** Begin **
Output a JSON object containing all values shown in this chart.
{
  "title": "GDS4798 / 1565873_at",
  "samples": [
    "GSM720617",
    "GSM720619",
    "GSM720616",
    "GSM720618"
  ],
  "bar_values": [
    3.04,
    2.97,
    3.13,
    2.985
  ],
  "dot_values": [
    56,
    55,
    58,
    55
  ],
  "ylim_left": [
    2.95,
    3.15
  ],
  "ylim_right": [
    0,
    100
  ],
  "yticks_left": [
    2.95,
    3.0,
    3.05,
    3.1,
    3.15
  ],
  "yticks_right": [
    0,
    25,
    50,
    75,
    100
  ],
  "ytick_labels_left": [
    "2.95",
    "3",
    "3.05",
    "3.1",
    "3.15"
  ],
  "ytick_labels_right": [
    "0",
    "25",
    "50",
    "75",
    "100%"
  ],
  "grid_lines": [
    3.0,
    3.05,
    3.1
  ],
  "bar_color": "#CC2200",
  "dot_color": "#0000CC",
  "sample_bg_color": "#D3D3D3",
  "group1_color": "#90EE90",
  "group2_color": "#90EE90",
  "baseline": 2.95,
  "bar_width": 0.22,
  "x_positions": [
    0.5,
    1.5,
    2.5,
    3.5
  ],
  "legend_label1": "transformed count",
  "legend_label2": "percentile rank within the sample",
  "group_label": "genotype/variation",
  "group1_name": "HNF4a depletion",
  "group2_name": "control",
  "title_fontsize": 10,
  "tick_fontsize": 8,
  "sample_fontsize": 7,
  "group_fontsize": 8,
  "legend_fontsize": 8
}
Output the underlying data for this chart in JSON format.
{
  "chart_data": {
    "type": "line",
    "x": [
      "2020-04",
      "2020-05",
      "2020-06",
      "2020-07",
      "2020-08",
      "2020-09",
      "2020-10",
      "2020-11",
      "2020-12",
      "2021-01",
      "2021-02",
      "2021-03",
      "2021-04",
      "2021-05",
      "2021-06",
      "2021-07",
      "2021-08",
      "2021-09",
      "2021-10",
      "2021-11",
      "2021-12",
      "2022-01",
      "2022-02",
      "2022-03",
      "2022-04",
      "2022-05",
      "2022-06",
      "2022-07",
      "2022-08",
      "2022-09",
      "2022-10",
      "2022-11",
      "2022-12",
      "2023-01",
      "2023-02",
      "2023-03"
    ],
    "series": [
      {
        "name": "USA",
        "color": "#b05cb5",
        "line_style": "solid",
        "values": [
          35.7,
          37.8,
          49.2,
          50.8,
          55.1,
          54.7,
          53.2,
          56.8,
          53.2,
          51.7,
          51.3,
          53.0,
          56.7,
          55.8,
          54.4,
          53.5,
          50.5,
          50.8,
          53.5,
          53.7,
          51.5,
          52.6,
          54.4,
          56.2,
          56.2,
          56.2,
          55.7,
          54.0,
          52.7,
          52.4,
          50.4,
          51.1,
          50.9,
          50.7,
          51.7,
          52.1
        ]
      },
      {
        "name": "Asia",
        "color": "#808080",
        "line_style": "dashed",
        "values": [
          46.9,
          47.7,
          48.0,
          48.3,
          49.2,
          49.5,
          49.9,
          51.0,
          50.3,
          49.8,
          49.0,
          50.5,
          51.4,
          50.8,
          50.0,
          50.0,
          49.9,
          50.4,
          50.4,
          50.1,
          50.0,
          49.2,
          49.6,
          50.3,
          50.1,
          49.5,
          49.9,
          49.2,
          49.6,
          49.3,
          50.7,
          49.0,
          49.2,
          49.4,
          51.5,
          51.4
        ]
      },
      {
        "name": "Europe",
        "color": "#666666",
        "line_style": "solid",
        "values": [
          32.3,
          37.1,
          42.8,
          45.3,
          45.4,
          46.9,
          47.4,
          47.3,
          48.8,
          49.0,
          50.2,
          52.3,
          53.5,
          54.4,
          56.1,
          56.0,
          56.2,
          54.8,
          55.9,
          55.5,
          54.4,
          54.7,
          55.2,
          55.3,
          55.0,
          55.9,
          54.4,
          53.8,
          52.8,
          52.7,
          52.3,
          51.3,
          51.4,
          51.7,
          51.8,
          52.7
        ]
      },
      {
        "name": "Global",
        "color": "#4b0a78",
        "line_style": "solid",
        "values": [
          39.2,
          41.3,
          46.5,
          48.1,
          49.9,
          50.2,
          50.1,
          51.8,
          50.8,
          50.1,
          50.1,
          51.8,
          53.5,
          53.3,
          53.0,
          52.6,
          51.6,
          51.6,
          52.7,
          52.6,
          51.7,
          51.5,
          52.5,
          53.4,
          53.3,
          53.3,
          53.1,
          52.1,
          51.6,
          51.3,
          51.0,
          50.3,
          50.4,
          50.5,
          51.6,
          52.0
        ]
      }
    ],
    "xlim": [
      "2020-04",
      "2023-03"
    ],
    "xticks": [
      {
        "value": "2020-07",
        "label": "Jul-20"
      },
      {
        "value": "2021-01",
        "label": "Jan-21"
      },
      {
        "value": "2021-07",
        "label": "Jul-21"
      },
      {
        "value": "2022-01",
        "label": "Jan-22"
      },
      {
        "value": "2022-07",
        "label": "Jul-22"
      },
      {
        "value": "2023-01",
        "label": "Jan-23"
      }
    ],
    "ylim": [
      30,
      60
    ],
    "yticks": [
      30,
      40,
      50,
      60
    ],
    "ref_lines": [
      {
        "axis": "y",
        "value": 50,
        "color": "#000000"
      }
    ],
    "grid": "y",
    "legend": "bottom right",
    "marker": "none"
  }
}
** End **
*Task prompt*.
Please repeat all the records above exactly as they appear.

*Task response*.
Output a JSON object containing all values shown in this chart.
{
  "title": "GDS4798 / 1565873_at",
  "samples": [
    "GSM720617",
    "GSM720619",
    "GSM720616",
    "GSM720618"
  ],
  "bar_values": [
    3.04,
    2.97,
    3.13,
    2.985
  ],
  "dot_values": [
    56,
    55,
    58,
    55
  ],
  "ylim_left": [
    2.95,
    3.15
  ],
  "ylim_right": [
    0,
    100
  ],
  "yticks_left": [
    2.95,
    3.0,
    3.05,
    3.1,
    3.15
  ],
  "yticks_right": [
    0,
    25,
    50,
    75,
    100
  ],
  "ytick_labels_left": [
    "2.95",
    "3",
    "3.05",
    "3.1",
    "3.15"
  ],
  "ytick_labels_right": [
    "0",
    "25",
    "50",
    "75",
    "100%"
  ],
  "grid_lines": [
    3.0,
    3.05,
    3.1
  ],
  "bar_color": "#CC2200",
  "dot_color": "#0000CC",
  "sample_bg_color": "#D3D3D3",
  "group1_color": "#90EE90",
  "group2_color": "#90EE90",
  "baseline": 2.95,
  "bar_width": 0.22,
  "x_positions": [
    0.5,
    1.5,
    2.5,
    3.5
  ],
  "legend_label1": "transformed count",
  "legend_label2": "percentile rank within the sample",
  "group_label": "genotype/variation",
  "group1_name": "HNF4a depletion",
  "group2_name": "control",
  "title_fontsize": 10,
  "tick_fontsize": 8,
  "sample_fontsize": 7,
  "group_fontsize": 8,
  "legend_fontsize": 8
}
Output the underlying data for this chart in JSON format.
{
  "chart_data": {
    "type": "line",
    "x": [
      "2020-04",
      "2020-05",
      "2020-06",
      "2020-07",
      "2020-08",
      "2020-09",
      "2020-10",
      "2020-11",
      "2020-12",
      "2021-01",
      "2021-02",
      "2021-03",
      "2021-04",
      "2021-05",
      "2021-06",
      "2021-07",
      "2021-08",
      "2021-09",
      "2021-10",
      "2021-11",
      "2021-12",
      "2022-01",
      "2022-02",
      "2022-03",
      "2022-04",
      "2022-05",
      "2022-06",
      "2022-07",
      "2022-08",
      "2022-09",
      "2022-10",
      "2022-11",
      "2022-12",
      "2023-01",
      "2023-02",
      "2023-03"
    ],
    "series": [
      {
        "name": "USA",
        "color": "#b05cb5",
        "line_style": "solid",
        "values": [
          35.7,
          37.8,
          49.2,
          50.8,
          55.1,
          54.7,
          53.2,
          56.8,
          53.2,
          51.7,
          51.3,
          53.0,
          56.7,
          55.8,
          54.4,
          53.5,
          50.5,
          50.8,
          53.5,
          53.7,
          51.5,
          52.6,
          54.4,
          56.2,
          56.2,
          56.2,
          55.7,
          54.0,
          52.7,
          52.4,
          50.4,
          51.1,
          50.9,
          50.7,
          51.7,
          52.1
        ]
      },
      {
        "name": "Asia",
        "color": "#808080",
        "line_style": "dashed",
        "values": [
          46.9,
          47.7,
          48.0,
          48.3,
          49.2,
          49.5,
          49.9,
          51.0,
          50.3,
          49.8,
          49.0,
          50.5,
          51.4,
          50.8,
          50.0,
          50.0,
          49.9,
          50.4,
          50.4,
          50.1,
          50.0,
          49.2,
          49.6,
          50.3,
          50.1,
          49.5,
          49.9,
          49.2,
          49.6,
          49.3,
          50.7,
          49.0,
          49.2,
          49.4,
          51.5,
          51.4
        ]
      },
      {
        "name": "Europe",
        "color": "#666666",
        "line_style": "solid",
        "values": [
          32.3,
          37.1,
          42.8,
          45.3,
          45.4,
          46.9,
          47.4,
          47.3,
          48.8,
          49.0,
          50.2,
          52.3,
          53.5,
          54.4,
          56.1,
          56.0,
          56.2,
          54.8,
          55.9,
          55.5,
          54.4,
          54.7,
          55.2,
          55.3,
          55.0,
          55.9,
          54.4,
          53.8,
          52.8,
          52.7,
          52.3,
          51.3,
          51.4,
          51.7,
          51.8,
          52.7
        ]
      },
      {
        "name": "Global",
        "color": "#4b0a78",
        "line_style": "solid",
        "values": [
          39.2,
          41.3,
          46.5,
          48.1,
          49.9,
          50.2,
          50.1,
          51.8,
          50.8,
          50.1,
          50.1,
          51.8,
          53.5,
          53.3,
          53.0,
          52.6,
          51.6,
          51.6,
          52.7,
          52.6,
          51.7,
          51.5,
          52.5,
          53.4,
          53.3,
          53.3,
          53.1,
          52.1,
          51.6,
          51.3,
          51.0,
          50.3,
          50.4,
          50.5,
          51.6,
          52.0
        ]
      }
    ],
    "xlim": [
      "2020-04",
      "2023-03"
    ],
    "xticks": [
      {
        "value": "2020-07",
        "label": "Jul-20"
      },
      {
        "value": "2021-01",
        "label": "Jan-21"
      },
      {
        "value": "2021-07",
        "label": "Jul-21"
      },
      {
        "value": "2022-01",
        "label": "Jan-22"
      },
      {
        "value": "2022-07",
        "label": "Jul-22"
      },
      {
        "value": "2023-01",
        "label": "Jan-23"
      }
    ],
    "ylim": [
      30,
      60
    ],
    "yticks": [
      30,
      40,
      50,
      60
    ],
    "ref_lines": [
      {
        "axis": "y",
        "value": 50,
        "color": "#000000"
      }
    ],
    "grid": "y",
    "legend": "bottom right",
    "marker": "none"
  }
}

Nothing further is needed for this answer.